→ Task to carry out
Keep only the lines that hold the string "cerebral", filtering out the rest of the entries below.

===== Data for the task =====

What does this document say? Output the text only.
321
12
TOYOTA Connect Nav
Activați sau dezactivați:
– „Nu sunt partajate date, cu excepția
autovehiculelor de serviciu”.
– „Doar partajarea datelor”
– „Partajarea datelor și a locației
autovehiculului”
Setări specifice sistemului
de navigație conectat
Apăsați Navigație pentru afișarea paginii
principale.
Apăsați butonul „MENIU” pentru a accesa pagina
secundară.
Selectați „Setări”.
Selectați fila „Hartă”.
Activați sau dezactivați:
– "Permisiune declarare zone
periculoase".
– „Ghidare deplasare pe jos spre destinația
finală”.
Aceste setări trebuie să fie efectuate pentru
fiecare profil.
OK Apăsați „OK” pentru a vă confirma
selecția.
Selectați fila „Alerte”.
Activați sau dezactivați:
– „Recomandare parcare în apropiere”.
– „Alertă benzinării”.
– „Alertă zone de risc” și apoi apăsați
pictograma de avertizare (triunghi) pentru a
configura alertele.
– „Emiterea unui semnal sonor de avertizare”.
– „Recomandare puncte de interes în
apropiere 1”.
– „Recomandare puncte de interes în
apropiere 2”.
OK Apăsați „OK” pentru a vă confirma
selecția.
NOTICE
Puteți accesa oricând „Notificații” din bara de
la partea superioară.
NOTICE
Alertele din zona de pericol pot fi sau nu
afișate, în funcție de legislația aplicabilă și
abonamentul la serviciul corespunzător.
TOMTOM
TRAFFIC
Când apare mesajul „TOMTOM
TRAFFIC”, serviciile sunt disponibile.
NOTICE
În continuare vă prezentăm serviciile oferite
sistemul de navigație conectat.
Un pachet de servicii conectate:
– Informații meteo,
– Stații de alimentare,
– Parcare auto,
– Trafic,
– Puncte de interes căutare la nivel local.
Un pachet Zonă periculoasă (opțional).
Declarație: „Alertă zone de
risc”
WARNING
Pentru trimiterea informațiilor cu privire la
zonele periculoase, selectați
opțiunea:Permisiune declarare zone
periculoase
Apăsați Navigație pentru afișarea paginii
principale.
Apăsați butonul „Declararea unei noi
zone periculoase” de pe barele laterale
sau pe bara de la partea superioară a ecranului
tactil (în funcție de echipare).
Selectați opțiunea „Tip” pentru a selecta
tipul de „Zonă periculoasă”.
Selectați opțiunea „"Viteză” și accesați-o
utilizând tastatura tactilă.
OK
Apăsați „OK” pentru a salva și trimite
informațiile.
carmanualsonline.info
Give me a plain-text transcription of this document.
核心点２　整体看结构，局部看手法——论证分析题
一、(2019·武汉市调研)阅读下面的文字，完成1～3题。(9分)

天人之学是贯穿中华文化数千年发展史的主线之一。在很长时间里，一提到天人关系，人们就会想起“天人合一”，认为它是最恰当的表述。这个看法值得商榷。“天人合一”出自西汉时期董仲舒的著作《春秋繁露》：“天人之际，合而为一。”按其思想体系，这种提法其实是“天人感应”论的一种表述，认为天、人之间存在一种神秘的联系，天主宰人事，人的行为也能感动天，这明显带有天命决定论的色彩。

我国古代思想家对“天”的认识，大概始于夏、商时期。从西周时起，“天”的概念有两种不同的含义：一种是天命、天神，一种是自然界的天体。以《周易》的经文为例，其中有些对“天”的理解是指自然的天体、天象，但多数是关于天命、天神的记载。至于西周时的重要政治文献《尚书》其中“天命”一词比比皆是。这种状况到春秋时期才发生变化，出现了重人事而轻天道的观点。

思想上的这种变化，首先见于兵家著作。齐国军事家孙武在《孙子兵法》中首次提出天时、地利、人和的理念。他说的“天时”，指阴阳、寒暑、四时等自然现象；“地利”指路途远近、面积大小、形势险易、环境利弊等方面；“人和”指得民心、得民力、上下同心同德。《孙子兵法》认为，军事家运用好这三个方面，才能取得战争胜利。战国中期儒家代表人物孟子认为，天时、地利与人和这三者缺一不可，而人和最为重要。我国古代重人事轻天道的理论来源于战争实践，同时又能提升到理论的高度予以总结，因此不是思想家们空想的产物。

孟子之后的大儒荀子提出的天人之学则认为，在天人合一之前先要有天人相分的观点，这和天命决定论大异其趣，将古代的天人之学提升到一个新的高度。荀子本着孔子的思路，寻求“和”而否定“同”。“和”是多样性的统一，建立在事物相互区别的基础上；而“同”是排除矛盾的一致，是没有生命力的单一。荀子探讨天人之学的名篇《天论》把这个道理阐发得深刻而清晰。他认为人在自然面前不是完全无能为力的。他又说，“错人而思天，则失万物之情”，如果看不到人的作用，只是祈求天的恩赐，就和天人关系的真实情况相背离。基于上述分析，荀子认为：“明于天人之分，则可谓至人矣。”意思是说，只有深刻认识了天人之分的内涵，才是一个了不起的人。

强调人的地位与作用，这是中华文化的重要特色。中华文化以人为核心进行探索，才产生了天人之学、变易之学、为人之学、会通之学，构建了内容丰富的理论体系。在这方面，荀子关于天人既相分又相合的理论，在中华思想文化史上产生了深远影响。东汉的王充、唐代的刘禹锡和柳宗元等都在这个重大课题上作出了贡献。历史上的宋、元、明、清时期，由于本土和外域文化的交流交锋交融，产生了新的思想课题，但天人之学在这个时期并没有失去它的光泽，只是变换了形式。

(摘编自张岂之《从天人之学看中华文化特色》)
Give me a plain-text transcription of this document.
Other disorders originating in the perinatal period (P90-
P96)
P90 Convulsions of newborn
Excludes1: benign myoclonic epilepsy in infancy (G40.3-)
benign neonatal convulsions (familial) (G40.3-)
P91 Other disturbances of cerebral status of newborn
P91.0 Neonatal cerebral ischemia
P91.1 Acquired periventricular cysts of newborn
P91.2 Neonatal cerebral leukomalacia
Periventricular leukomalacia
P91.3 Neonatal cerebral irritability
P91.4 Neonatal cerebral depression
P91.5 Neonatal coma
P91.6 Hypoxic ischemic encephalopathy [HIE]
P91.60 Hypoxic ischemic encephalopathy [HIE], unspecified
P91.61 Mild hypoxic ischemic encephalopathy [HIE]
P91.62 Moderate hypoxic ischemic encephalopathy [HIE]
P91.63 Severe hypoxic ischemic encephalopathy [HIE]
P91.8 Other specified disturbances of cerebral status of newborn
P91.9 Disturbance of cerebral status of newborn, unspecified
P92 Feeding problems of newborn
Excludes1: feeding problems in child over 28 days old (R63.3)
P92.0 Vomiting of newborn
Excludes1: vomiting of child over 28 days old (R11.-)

=====

→ Right answer
P91 Other disturbances of cerebral status of newborn
P91.0 Neonatal cerebral ischemia
P91.2 Neonatal cerebral leukomalacia
P91.3 Neonatal cerebral irritability
P91.4 Neonatal cerebral depression
P91.8 Other specified disturbances of cerebral status of newborn
P91.9 Disturbance of cerebral status of newborn, unspecified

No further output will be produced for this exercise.